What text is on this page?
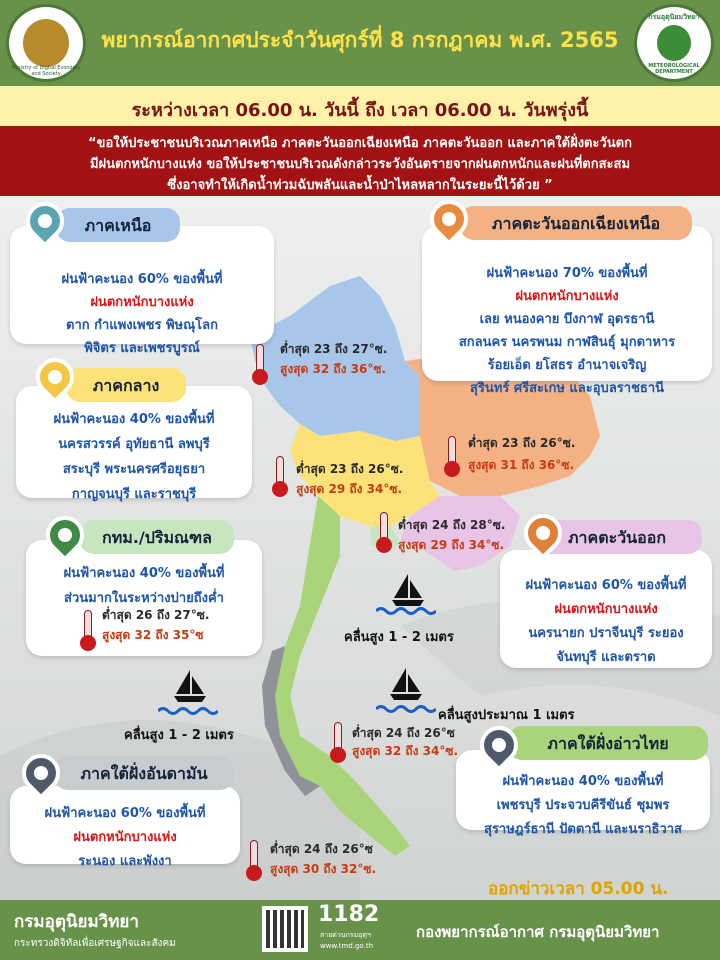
Ministry of Digital Economy and Society
พยากรณ์อากาศประจำวันศุกร์ที่ 8 กรกฎาคม พ.ศ. 2565
กรมอุตุนิยมวิทยา
METEOROLOGICAL DEPARTMENT
ระหว่างเวลา 06.00 น. วันนี้ ถึง เวลา 06.00 น. วันพรุ่งนี้
“ขอให้ประชาชนบริเวณภาคเหนือ ภาคตะวันออกเฉียงเหนือ ภาคตะวันออก และภาคใต้ฝั่งตะวันตก
มีฝนตกหนักบางแห่ง ขอให้ประชาชนบริเวณดังกล่าวระวังอันตรายจากฝนตกหนักและฝนที่ตกสะสม
ซึ่งอาจทำให้เกิดน้ำท่วมฉับพลันและน้ำป่าไหลหลากในระยะนี้ไว้ด้วย ”
ฝนฟ้าคะนอง 60% ของพื้นที่
ฝนตกหนักบางแห่ง
ตาก กำแพงเพชร พิษณุโลก
พิจิตร และเพชรบูรณ์
ภาคเหนือ
ฝนฟ้าคะนอง 70% ของพื้นที่
ฝนตกหนักบางแห่ง
เลย หนองคาย บึงกาฬ อุดรธานี
สกลนคร นครพนม กาฬสินธุ์ มุกดาหาร
ร้อยเอ็ด ยโสธร อำนาจเจริญ
สุรินทร์ ศรีสะเกษ และอุบลราชธานี
ภาคตะวันออกเฉียงเหนือ
ฝนฟ้าคะนอง 40% ของพื้นที่
นครสวรรค์ อุทัยธานี ลพบุรี
สระบุรี พระนครศรีอยุธยา
กาญจนบุรี และราชบุรี
ภาคกลาง
ฝนฟ้าคะนอง 40% ของพื้นที่
ส่วนมากในระหว่างบ่ายถึงค่ำ
ต่ำสุด 26 ถึง 27°ซ.
สูงสุด 32 ถึง 35°ซ
กทม./ปริมณฑล
ฝนฟ้าคะนอง 60% ของพื้นที่
ฝนตกหนักบางแห่ง
นครนายก ปราจีนบุรี ระยอง
จันทบุรี และตราด
ภาคตะวันออก
ฝนฟ้าคะนอง 40% ของพื้นที่
เพชรบุรี ประจวบคีรีขันธ์ ชุมพร
สุราษฎร์ธานี ปัตตานี และนราธิวาส
ภาคใต้ฝั่งอ่าวไทย
ฝนฟ้าคะนอง 60% ของพื้นที่
ฝนตกหนักบางแห่ง
ระนอง และพังงา
ภาคใต้ฝั่งอันดามัน
ต่ำสุด 23 ถึง 27°ซ.
สูงสุด 32 ถึง 36°ซ.
ต่ำสุด 23 ถึง 26°ซ.
สูงสุด 31 ถึง 36°ซ.
ต่ำสุด 23 ถึง 26°ซ.
สูงสุด 29 ถึง 34°ซ.
ต่ำสุด 24 ถึง 28°ซ.
สูงสุด 29 ถึง 34°ซ.
ต่ำสุด 24 ถึง 26°ซ
สูงสุด 32 ถึง 34°ซ.
ต่ำสุด 24 ถึง 26°ซ
สูงสุด 30 ถึง 32°ซ.
คลื่นสูง 1 - 2 เมตร
คลื่นสูง 1 - 2 เมตร
คลื่นสูงประมาณ 1 เมตร
ออกข่าวเวลา 05.00 น.
กรมอุตุนิยมวิทยา
กระทรวงดิจิทัลเพื่อเศรษฐกิจและสังคม
1182
สายด่วนกรมอุตุฯ
www.tmd.go.th
กองพยากรณ์อากาศ กรมอุตุนิยมวิทยา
===============
TASK BRIEF:
Omit every picture, then reproduce the rest of the listing exactly.

SOLUTION TO THE PROBLEM:
What text is on this page?
Ministry of Digital Economy and Society
พยากรณ์อากาศประจำวันศุกร์ที่ 8 กรกฎาคม พ.ศ. 2565
กรมอุตุนิยมวิทยา
METEOROLOGICAL DEPARTMENT
ระหว่างเวลา 06.00 น. วันนี้ ถึง เวลา 06.00 น. วันพรุ่งนี้
“ขอให้ประชาชนบริเวณภาคเหนือ ภาคตะวันออกเฉียงเหนือ ภาคตะวันออก และภาคใต้ฝั่งตะวันตก
มีฝนตกหนักบางแห่ง ขอให้ประชาชนบริเวณดังกล่าวระวังอันตรายจากฝนตกหนักและฝนที่ตกสะสม
ซึ่งอาจทำให้เกิดน้ำท่วมฉับพลันและน้ำป่าไหลหลากในระยะนี้ไว้ด้วย ”
ฝนฟ้าคะนอง 60% ของพื้นที่
ฝนตกหนักบางแห่ง
ตาก กำแพงเพชร พิษณุโลก
พิจิตร และเพชรบูรณ์
ภาคเหนือ
ฝนฟ้าคะนอง 70% ของพื้นที่
ฝนตกหนักบางแห่ง
เลย หนองคาย บึงกาฬ อุดรธานี
สกลนคร นครพนม กาฬสินธุ์ มุกดาหาร
ร้อยเอ็ด ยโสธร อำนาจเจริญ
สุรินทร์ ศรีสะเกษ และอุบลราชธานี
ภาคตะวันออกเฉียงเหนือ
ฝนฟ้าคะนอง 40% ของพื้นที่
นครสวรรค์ อุทัยธานี ลพบุรี
สระบุรี พระนครศรีอยุธยา
กาญจนบุรี และราชบุรี
ภาคกลาง
ฝนฟ้าคะนอง 40% ของพื้นที่
ส่วนมากในระหว่างบ่ายถึงค่ำ
ต่ำสุด 26 ถึง 27°ซ.
สูงสุด 32 ถึง 35°ซ
กทม./ปริมณฑล
ฝนฟ้าคะนอง 60% ของพื้นที่
ฝนตกหนักบางแห่ง
นครนายก ปราจีนบุรี ระยอง
จันทบุรี และตราด
ภาคตะวันออก
ฝนฟ้าคะนอง 40% ของพื้นที่
เพชรบุรี ประจวบคีรีขันธ์ ชุมพร
สุราษฎร์ธานี ปัตตานี และนราธิวาส
ภาคใต้ฝั่งอ่าวไทย
ฝนฟ้าคะนอง 60% ของพื้นที่
ฝนตกหนักบางแห่ง
ระนอง และพังงา
ภาคใต้ฝั่งอันดามัน
ต่ำสุด 23 ถึง 27°ซ.
สูงสุด 32 ถึง 36°ซ.
ต่ำสุด 23 ถึง 26°ซ.
สูงสุด 31 ถึง 36°ซ.
ต่ำสุด 23 ถึง 26°ซ.
สูงสุด 29 ถึง 34°ซ.
ต่ำสุด 24 ถึง 28°ซ.
สูงสุด 29 ถึง 34°ซ.
ต่ำสุด 24 ถึง 26°ซ
สูงสุด 32 ถึง 34°ซ.
ต่ำสุด 24 ถึง 26°ซ
สูงสุด 30 ถึง 32°ซ.
คลื่นสูง 1 - 2 เมตร
คลื่นสูง 1 - 2 เมตร
คลื่นสูงประมาณ 1 เมตร
ออกข่าวเวลา 05.00 น.
กรมอุตุนิยมวิทยา
กระทรวงดิจิทัลเพื่อเศรษฐกิจและสังคม
1182
สายด่วนกรมอุตุฯ
www.tmd.go.th
กองพยากรณ์อากาศ กรมอุตุนิยมวิทยา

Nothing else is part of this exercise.